_What you have to do_
Scan the records for the string "name"; copy each line where it occurs.

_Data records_
▼▼▼

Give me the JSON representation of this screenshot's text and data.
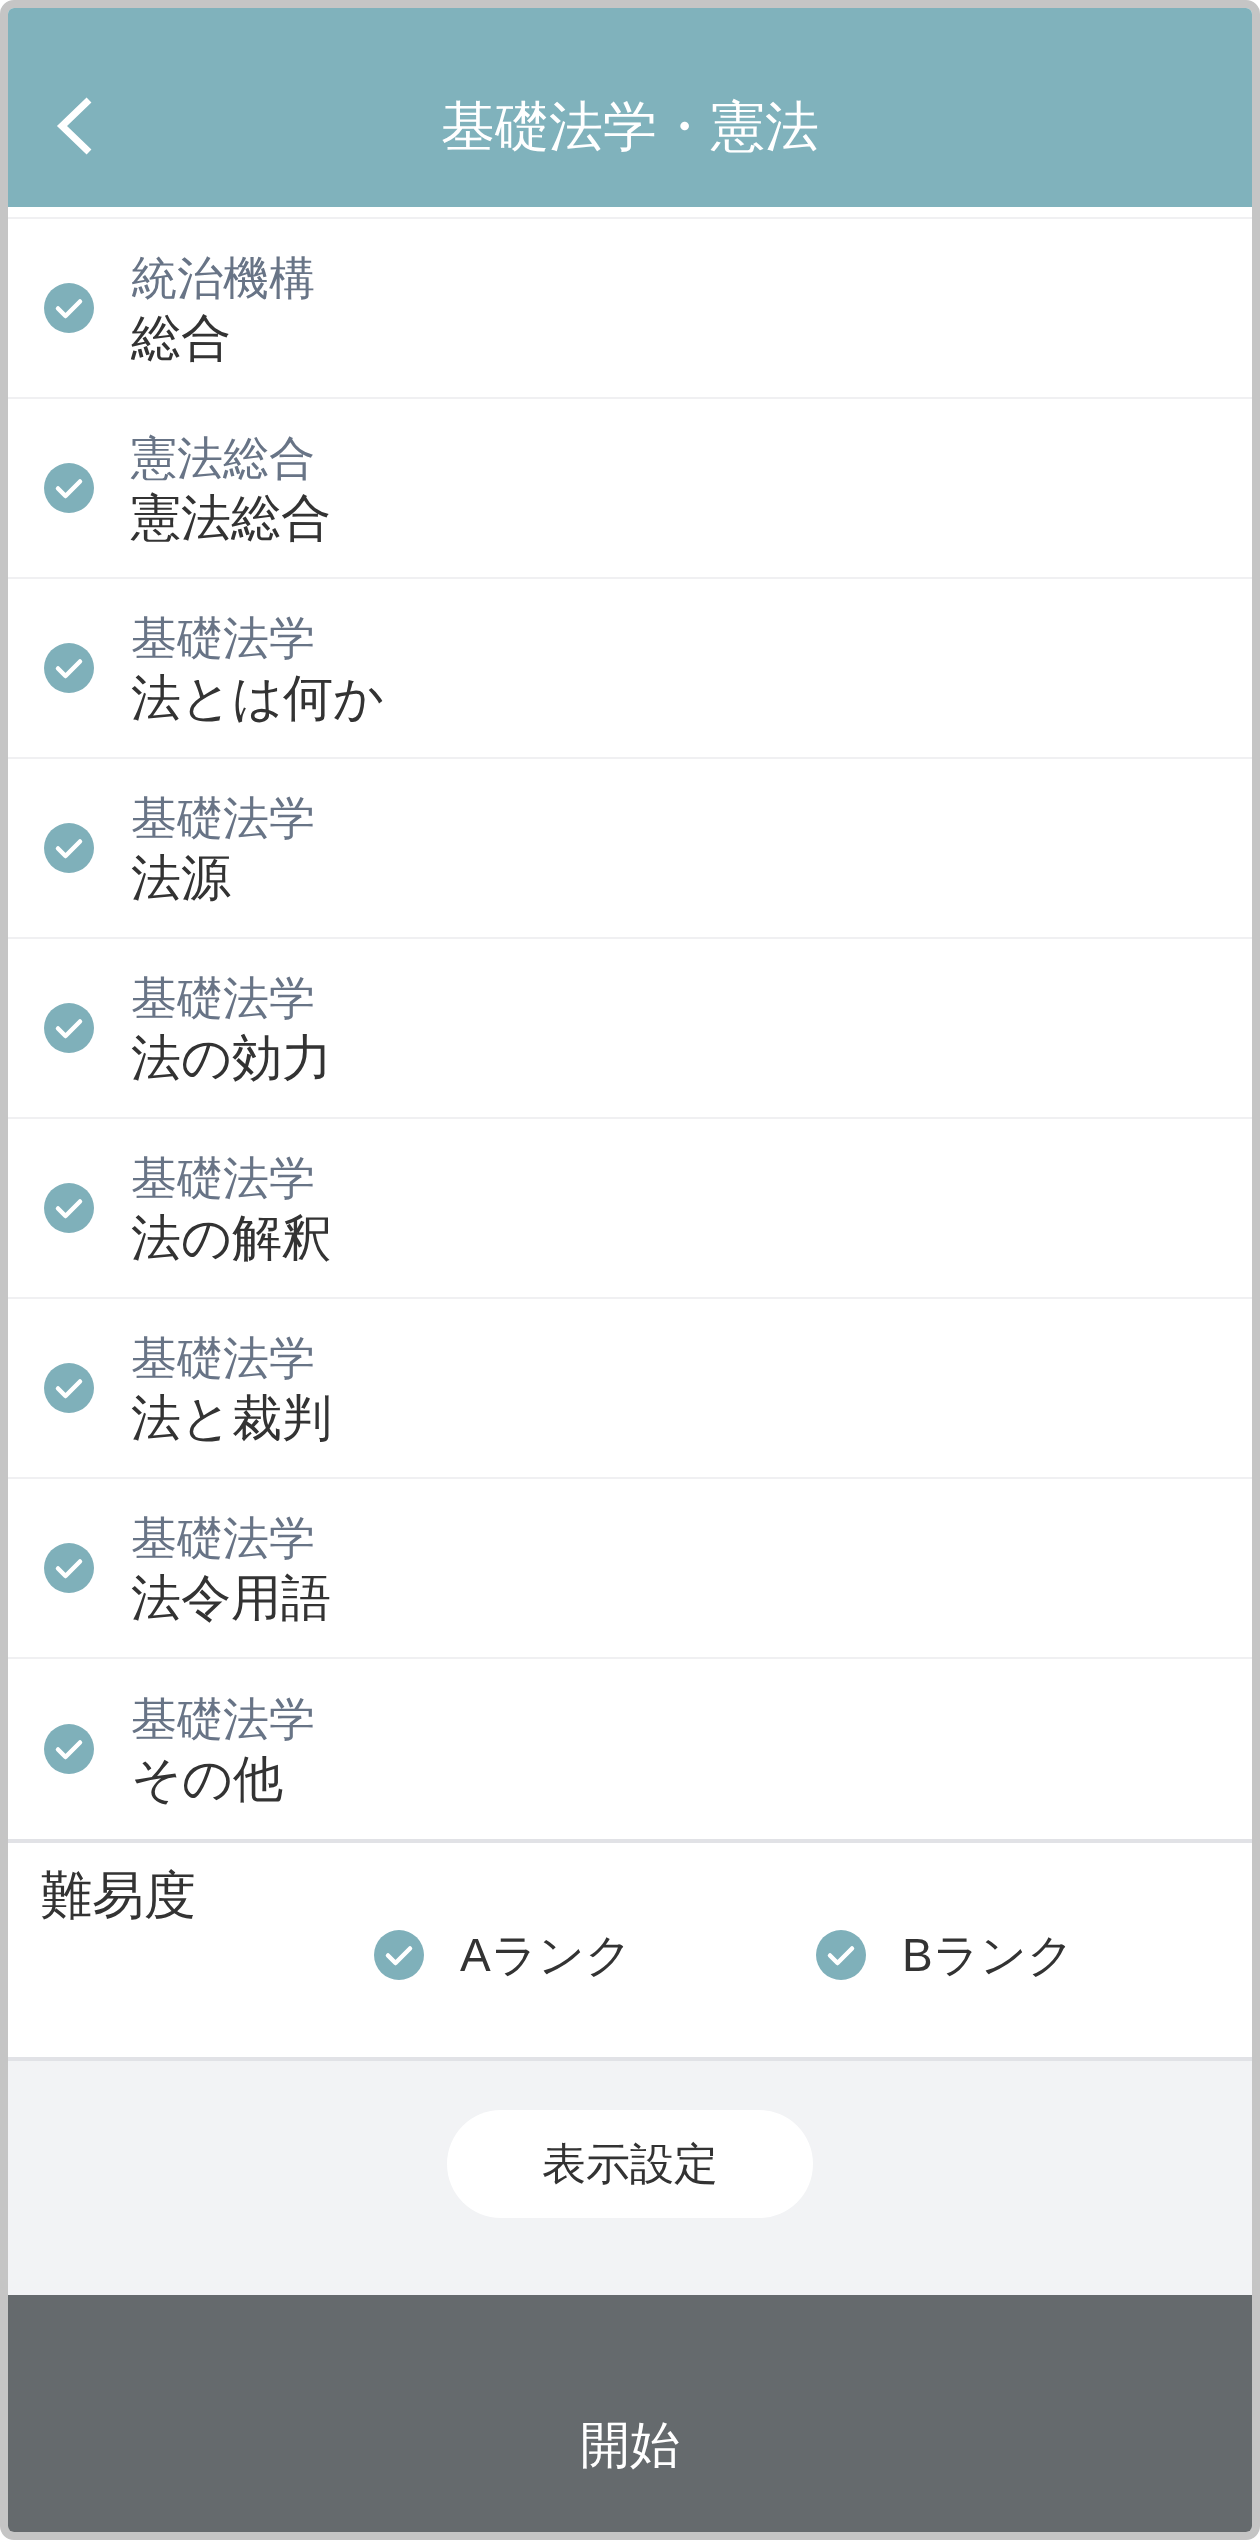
{
  "header": {
    "title": "基礎法学・憲法"
  },
  "topics": [
    {
      "category": "統治機構",
      "name": "総合",
      "checked": true
    },
    {
      "category": "憲法総合",
      "name": "憲法総合",
      "checked": true
    },
    {
      "category": "基礎法学",
      "name": "法とは何か",
      "checked": true
    },
    {
      "category": "基礎法学",
      "name": "法源",
      "checked": true
    },
    {
      "category": "基礎法学",
      "name": "法の効力",
      "checked": true
    },
    {
      "category": "基礎法学",
      "name": "法の解釈",
      "checked": true
    },
    {
      "category": "基礎法学",
      "name": "法と裁判",
      "checked": true
    },
    {
      "category": "基礎法学",
      "name": "法令用語",
      "checked": true
    },
    {
      "category": "基礎法学",
      "name": "その他",
      "checked": true
    }
  ],
  "difficulty": {
    "label": "難易度",
    "options": [
      {
        "label": "Aランク",
        "checked": true
      },
      {
        "label": "Bランク",
        "checked": true
      }
    ]
  },
  "display_settings_button": {
    "label": "表示設定"
  },
  "start_button": {
    "label": "開始"
  }
}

▲▲▲

_Worked answer_
      "name": "総合",
      "name": "憲法総合",
      "name": "法とは何か",
      "name": "法源",
      "name": "法の効力",
      "name": "法の解釈",
      "name": "法と裁判",
      "name": "法令用語",
      "name": "その他",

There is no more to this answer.